- _WRITTEN REQUEST_
Render this sentence from the text on China's energy and trade into Spanish: "China’s renewable power expansion continues apace."

==== TEXT TO READ ====

That is how much installed solar and wind power capacity China has pledged to reach by 2035 – announced just before the climate conference COP30 in Brazil. China’s renewable power expansion continues apace. Between January and July, China connected 50 gigawatts (GW) of wind and 210 GW of solar to the grid, bringing its total installed wind and solar capacity to roughly 1,668 GW, and likely making 2025 the third consecutive year it has added over 300 GW of the two. In comparison, the EU’s total installed capacity at the end of 2024 was 231 GW of wind and 338 GW of solar. While China is still adding coal power, the fast rollout of renewables, and the fact that CO2 emissions have plateaued for 18 months, offer hope that the emissions of the world’s largest emitter have peaked. (Source: United Nations Climate Change: China’s 2035 National Determined Contributions)

Topics

China enhances economic integration with Southeast Asia

A day after US President Donald Trump’s meeting with Malaysian Prime Minister Anwar Ibrahim, on October 28, Chinese Premier Li Qiang joined Anwar for the signing ceremony of the China–ASEAN Free Trade Area (CAFTA) 3.0 protocol. The new agreement seeks to create a market of two billion people by integrating China and ASEAN economies. It emphasizes nine key areas of cooperation, including the green economy and supply chain connectivity. Without explicitly mentioning US-China tensions, Li Qiang remarked that “both sides should exclude external disruptions, uphold their legitimate interests through mutual dependence, and foster growth through enhanced cooperation.”

==== SUPPLIED RECORDS ====

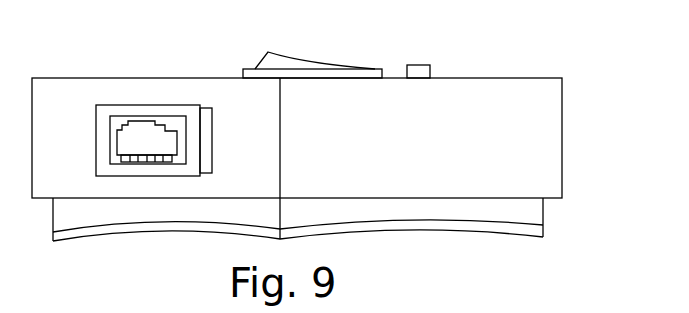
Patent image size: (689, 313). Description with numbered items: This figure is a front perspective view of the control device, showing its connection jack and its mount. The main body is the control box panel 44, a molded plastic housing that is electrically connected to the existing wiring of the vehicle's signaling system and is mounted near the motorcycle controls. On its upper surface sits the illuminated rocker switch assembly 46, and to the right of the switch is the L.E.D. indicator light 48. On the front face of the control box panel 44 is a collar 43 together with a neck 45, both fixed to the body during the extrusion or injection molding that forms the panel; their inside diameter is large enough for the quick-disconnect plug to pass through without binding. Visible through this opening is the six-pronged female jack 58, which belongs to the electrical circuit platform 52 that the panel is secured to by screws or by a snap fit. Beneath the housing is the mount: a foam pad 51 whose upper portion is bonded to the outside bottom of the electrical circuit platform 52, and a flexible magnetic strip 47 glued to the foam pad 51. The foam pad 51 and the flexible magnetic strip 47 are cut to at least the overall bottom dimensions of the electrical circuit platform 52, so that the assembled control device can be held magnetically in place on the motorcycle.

The collar 43 is at (105, 138).
The control box panel 44 is at (545, 133).
The neck 45 is at (205, 138).
The illuminated rocker switch assembly 46 is at (275, 63).
The flexible magnetic strip 47 is at (145, 228).
The L.E.D. indicator light 48 is at (420, 70).
The foam pad 51 is at (88, 213).
The electrical circuit platform 52 is at (460, 302).
The six-pronged female jack 58 is at (143, 135).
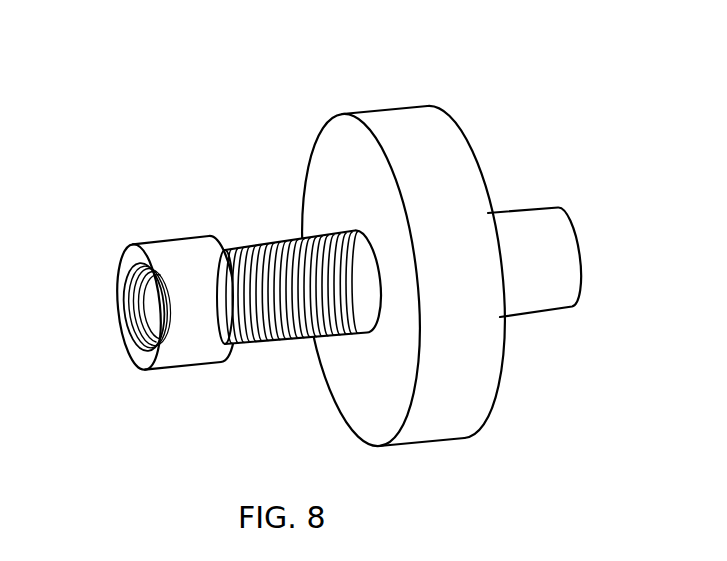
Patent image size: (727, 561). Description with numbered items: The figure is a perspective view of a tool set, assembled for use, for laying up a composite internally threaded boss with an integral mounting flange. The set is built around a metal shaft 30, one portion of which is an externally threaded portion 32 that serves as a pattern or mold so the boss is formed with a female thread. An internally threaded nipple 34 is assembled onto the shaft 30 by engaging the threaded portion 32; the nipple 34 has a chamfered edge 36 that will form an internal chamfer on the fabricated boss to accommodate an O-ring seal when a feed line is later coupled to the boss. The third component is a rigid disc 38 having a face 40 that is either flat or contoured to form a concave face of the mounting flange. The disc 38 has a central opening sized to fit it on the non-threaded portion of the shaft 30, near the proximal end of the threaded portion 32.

The shaft 30 is at (503, 207).
The threaded portion 32 is at (277, 248).
The nipple 34 is at (162, 240).
The chamfered edge 36 is at (222, 240).
The disc 38 is at (407, 142).
The face 40 is at (322, 186).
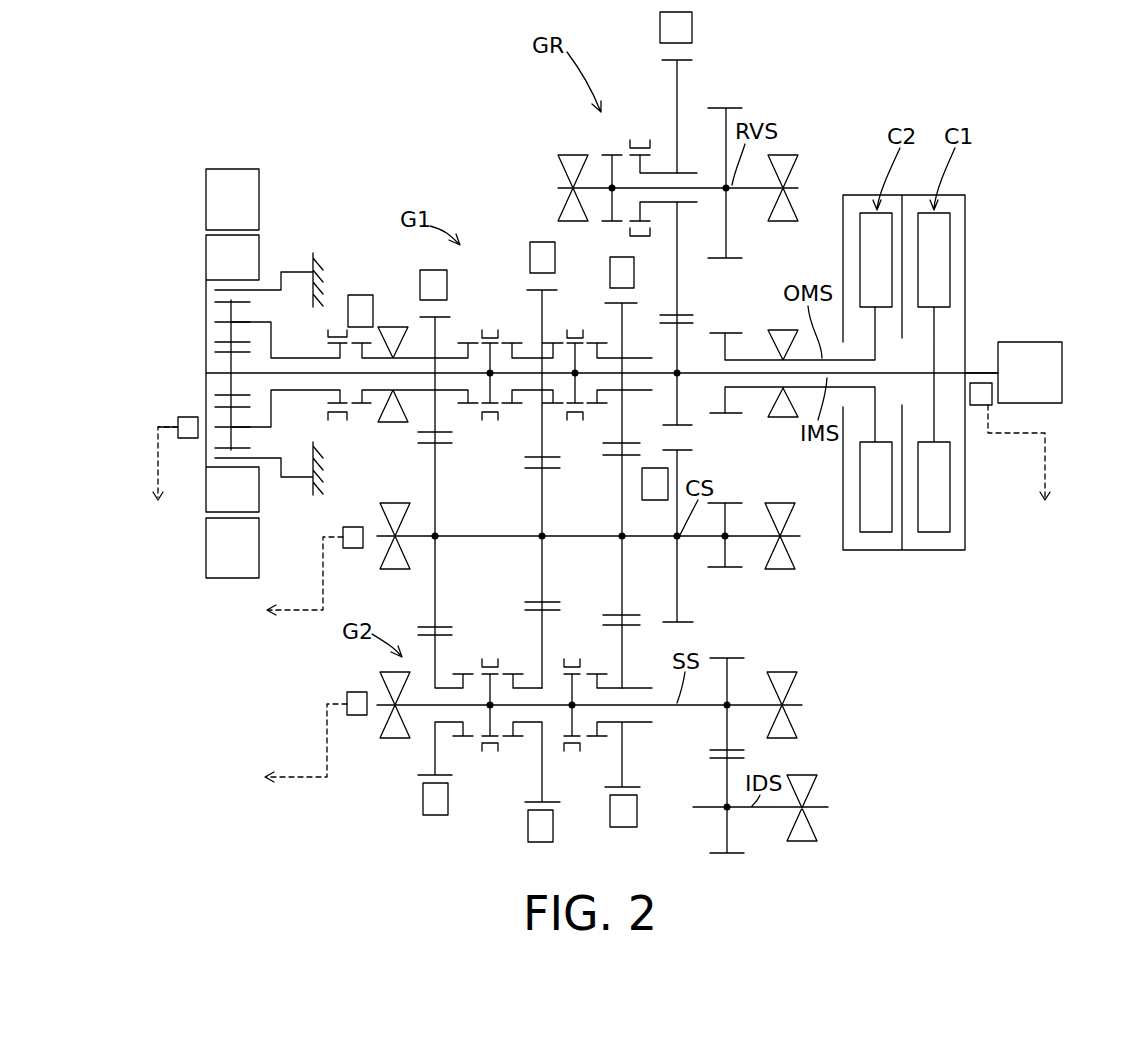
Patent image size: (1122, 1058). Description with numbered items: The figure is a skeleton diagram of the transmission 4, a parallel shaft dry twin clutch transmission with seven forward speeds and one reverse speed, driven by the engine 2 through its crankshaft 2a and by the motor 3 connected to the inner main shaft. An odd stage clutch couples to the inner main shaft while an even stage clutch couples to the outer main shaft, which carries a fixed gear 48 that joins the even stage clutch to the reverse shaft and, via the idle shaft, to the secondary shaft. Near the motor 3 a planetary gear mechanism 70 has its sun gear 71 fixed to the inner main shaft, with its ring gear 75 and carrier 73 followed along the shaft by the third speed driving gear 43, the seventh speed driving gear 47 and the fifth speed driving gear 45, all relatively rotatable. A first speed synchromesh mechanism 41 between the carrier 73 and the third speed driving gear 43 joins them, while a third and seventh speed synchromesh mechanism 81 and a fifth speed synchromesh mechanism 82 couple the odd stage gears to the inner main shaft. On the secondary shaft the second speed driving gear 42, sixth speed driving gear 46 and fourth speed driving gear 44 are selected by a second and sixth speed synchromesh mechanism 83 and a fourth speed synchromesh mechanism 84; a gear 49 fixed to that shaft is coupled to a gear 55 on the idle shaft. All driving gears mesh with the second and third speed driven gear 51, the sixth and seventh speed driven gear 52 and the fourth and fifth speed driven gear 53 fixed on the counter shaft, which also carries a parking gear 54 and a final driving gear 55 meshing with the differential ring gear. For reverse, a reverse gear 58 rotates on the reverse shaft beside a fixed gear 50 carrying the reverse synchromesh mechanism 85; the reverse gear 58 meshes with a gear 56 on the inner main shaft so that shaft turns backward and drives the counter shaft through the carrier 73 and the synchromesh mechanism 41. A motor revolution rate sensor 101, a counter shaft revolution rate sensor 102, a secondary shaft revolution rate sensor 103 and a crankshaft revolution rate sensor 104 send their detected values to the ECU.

The engine 2 is at (1030, 342).
The crankshaft 2a is at (976, 370).
The motor 3 is at (235, 149).
The transmission 4 is at (831, 92).
The 1-speed synchromesh mechanism 41 is at (342, 312).
The 2-speed driving gear 42 is at (450, 777).
The 3-speed driving gear 43 is at (440, 314).
The 4-speed driving gear 44 is at (630, 787).
The 5-speed driving gear 45 is at (627, 302).
The 6-speed driving gear 46 is at (548, 800).
The 7-speed driving gear 47 is at (530, 290).
The gear fixed to the outer main shaft 48 is at (738, 415).
The gear fixed to the secondary shaft 49 is at (737, 658).
The gear fixed to the reverse shaft 50 is at (740, 107).
The 2-3-speed driven gear 51 is at (445, 447).
The 6-7-speed driven gear 52 is at (553, 470).
The 4-5-speed driven gear 53 is at (620, 484).
The parking gear 54 is at (684, 620).
The final driving gear 55 is at (740, 503).
The gear in the inner main shaft 56 is at (688, 319).
The reverse gear 58 is at (690, 60).
The planetary gear mechanism 70 is at (204, 303).
The sun gear 71 is at (260, 397).
The carrier 73 is at (273, 342).
The ring gear 75 is at (268, 288).
The 3-7-speed synchromesh mechanism 81 is at (492, 328).
The 5-speed synchromesh mechanism 82 is at (578, 328).
The 2-6-speed synchromesh mechanism 83 is at (490, 658).
The 4-speed synchromesh mechanism 84 is at (574, 658).
The reverse synchromesh mechanism 85 is at (640, 140).
The motor revolution rate sensor 101 is at (178, 421).
The counter shaft revolution rate sensor 102 is at (354, 549).
The secondary shaft revolution rate sensor 103 is at (356, 716).
The crankshaft revolution rate sensor 104 is at (980, 407).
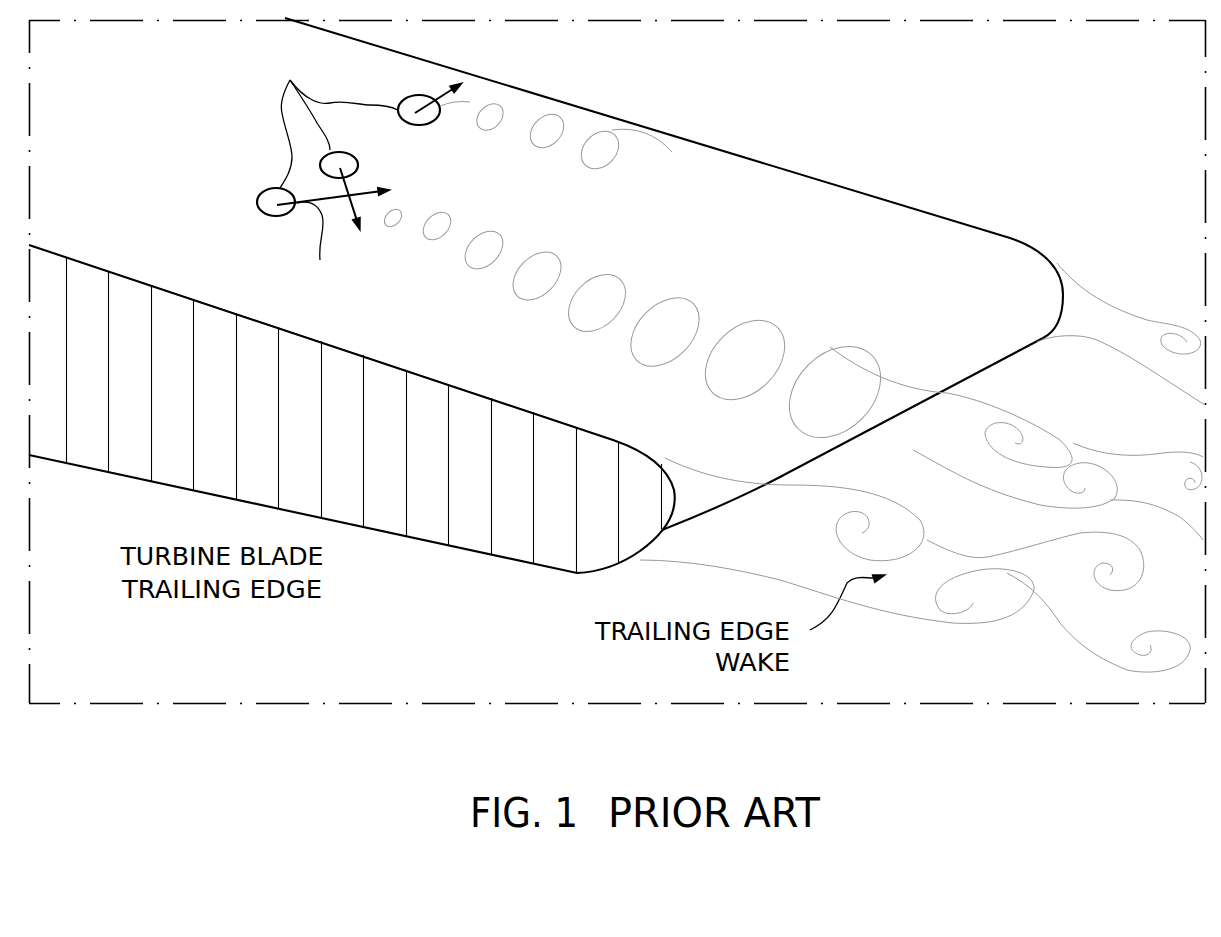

====

- _SOLUTION_
La expansión de la energía renovable de China continúa a buen ritmo.